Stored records
## Begin

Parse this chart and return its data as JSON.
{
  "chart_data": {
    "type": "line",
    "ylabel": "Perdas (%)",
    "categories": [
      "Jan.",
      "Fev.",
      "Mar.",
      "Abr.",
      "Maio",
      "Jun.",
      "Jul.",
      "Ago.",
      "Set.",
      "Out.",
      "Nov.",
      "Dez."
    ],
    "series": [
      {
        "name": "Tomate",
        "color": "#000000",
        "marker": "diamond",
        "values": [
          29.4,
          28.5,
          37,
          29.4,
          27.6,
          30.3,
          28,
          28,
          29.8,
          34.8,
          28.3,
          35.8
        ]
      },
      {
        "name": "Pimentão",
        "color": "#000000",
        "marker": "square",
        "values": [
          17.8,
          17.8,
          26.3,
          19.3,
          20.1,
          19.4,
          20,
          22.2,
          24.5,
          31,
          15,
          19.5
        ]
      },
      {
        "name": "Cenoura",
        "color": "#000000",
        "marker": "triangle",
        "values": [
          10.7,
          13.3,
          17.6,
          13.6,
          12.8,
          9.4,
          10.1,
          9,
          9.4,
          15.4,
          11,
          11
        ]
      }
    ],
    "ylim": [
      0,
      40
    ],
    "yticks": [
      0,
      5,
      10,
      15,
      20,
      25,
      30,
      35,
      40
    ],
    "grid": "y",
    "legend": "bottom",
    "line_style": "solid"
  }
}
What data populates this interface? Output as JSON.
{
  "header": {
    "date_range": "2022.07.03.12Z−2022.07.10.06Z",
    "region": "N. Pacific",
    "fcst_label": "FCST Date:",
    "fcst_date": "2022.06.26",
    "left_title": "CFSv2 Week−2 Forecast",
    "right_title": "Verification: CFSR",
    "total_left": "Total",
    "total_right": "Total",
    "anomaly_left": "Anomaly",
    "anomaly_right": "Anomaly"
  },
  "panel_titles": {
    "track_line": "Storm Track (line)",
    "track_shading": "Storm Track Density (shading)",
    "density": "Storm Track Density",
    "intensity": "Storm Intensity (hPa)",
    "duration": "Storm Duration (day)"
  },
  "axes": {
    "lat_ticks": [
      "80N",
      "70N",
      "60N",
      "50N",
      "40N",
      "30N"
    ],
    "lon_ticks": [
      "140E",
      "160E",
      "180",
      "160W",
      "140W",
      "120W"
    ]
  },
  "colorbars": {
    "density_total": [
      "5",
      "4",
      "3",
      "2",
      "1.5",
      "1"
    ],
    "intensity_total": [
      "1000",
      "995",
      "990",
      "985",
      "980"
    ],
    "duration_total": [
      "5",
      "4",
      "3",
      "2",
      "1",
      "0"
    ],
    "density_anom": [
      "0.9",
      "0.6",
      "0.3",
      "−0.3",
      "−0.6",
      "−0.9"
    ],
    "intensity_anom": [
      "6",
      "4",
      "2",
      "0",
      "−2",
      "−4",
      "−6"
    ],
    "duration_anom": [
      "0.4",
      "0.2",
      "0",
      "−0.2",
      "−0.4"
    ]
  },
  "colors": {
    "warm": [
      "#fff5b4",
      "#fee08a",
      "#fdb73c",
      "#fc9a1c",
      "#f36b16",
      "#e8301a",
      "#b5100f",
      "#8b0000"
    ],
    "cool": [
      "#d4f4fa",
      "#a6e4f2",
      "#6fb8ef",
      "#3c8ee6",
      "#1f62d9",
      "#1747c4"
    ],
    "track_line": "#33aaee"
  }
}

## End

DIRECTIONS>
Reproduce the records above exactly as they appear.

WRITTEN ANSWER>
Parse this chart and return its data as JSON.
{
  "chart_data": {
    "type": "line",
    "ylabel": "Perdas (%)",
    "categories": [
      "Jan.",
      "Fev.",
      "Mar.",
      "Abr.",
      "Maio",
      "Jun.",
      "Jul.",
      "Ago.",
      "Set.",
      "Out.",
      "Nov.",
      "Dez."
    ],
    "series": [
      {
        "name": "Tomate",
        "color": "#000000",
        "marker": "diamond",
        "values": [
          29.4,
          28.5,
          37,
          29.4,
          27.6,
          30.3,
          28,
          28,
          29.8,
          34.8,
          28.3,
          35.8
        ]
      },
      {
        "name": "Pimentão",
        "color": "#000000",
        "marker": "square",
        "values": [
          17.8,
          17.8,
          26.3,
          19.3,
          20.1,
          19.4,
          20,
          22.2,
          24.5,
          31,
          15,
          19.5
        ]
      },
      {
        "name": "Cenoura",
        "color": "#000000",
        "marker": "triangle",
        "values": [
          10.7,
          13.3,
          17.6,
          13.6,
          12.8,
          9.4,
          10.1,
          9,
          9.4,
          15.4,
          11,
          11
        ]
      }
    ],
    "ylim": [
      0,
      40
    ],
    "yticks": [
      0,
      5,
      10,
      15,
      20,
      25,
      30,
      35,
      40
    ],
    "grid": "y",
    "legend": "bottom",
    "line_style": "solid"
  }
}
What data populates this interface? Output as JSON.
{
  "header": {
    "date_range": "2022.07.03.12Z−2022.07.10.06Z",
    "region": "N. Pacific",
    "fcst_label": "FCST Date:",
    "fcst_date": "2022.06.26",
    "left_title": "CFSv2 Week−2 Forecast",
    "right_title": "Verification: CFSR",
    "total_left": "Total",
    "total_right": "Total",
    "anomaly_left": "Anomaly",
    "anomaly_right": "Anomaly"
  },
  "panel_titles": {
    "track_line": "Storm Track (line)",
    "track_shading": "Storm Track Density (shading)",
    "density": "Storm Track Density",
    "intensity": "Storm Intensity (hPa)",
    "duration": "Storm Duration (day)"
  },
  "axes": {
    "lat_ticks": [
      "80N",
      "70N",
      "60N",
      "50N",
      "40N",
      "30N"
    ],
    "lon_ticks": [
      "140E",
      "160E",
      "180",
      "160W",
      "140W",
      "120W"
    ]
  },
  "colorbars": {
    "density_total": [
      "5",
      "4",
      "3",
      "2",
      "1.5",
      "1"
    ],
    "intensity_total": [
      "1000",
      "995",
      "990",
      "985",
      "980"
    ],
    "duration_total": [
      "5",
      "4",
      "3",
      "2",
      "1",
      "0"
    ],
    "density_anom": [
      "0.9",
      "0.6",
      "0.3",
      "−0.3",
      "−0.6",
      "−0.9"
    ],
    "intensity_anom": [
      "6",
      "4",
      "2",
      "0",
      "−2",
      "−4",
      "−6"
    ],
    "duration_anom": [
      "0.4",
      "0.2",
      "0",
      "−0.2",
      "−0.4"
    ]
  },
  "colors": {
    "warm": [
      "#fff5b4",
      "#fee08a",
      "#fdb73c",
      "#fc9a1c",
      "#f36b16",
      "#e8301a",
      "#b5100f",
      "#8b0000"
    ],
    "cool": [
      "#d4f4fa",
      "#a6e4f2",
      "#6fb8ef",
      "#3c8ee6",
      "#1f62d9",
      "#1747c4"
    ],
    "track_line": "#33aaee"
  }
}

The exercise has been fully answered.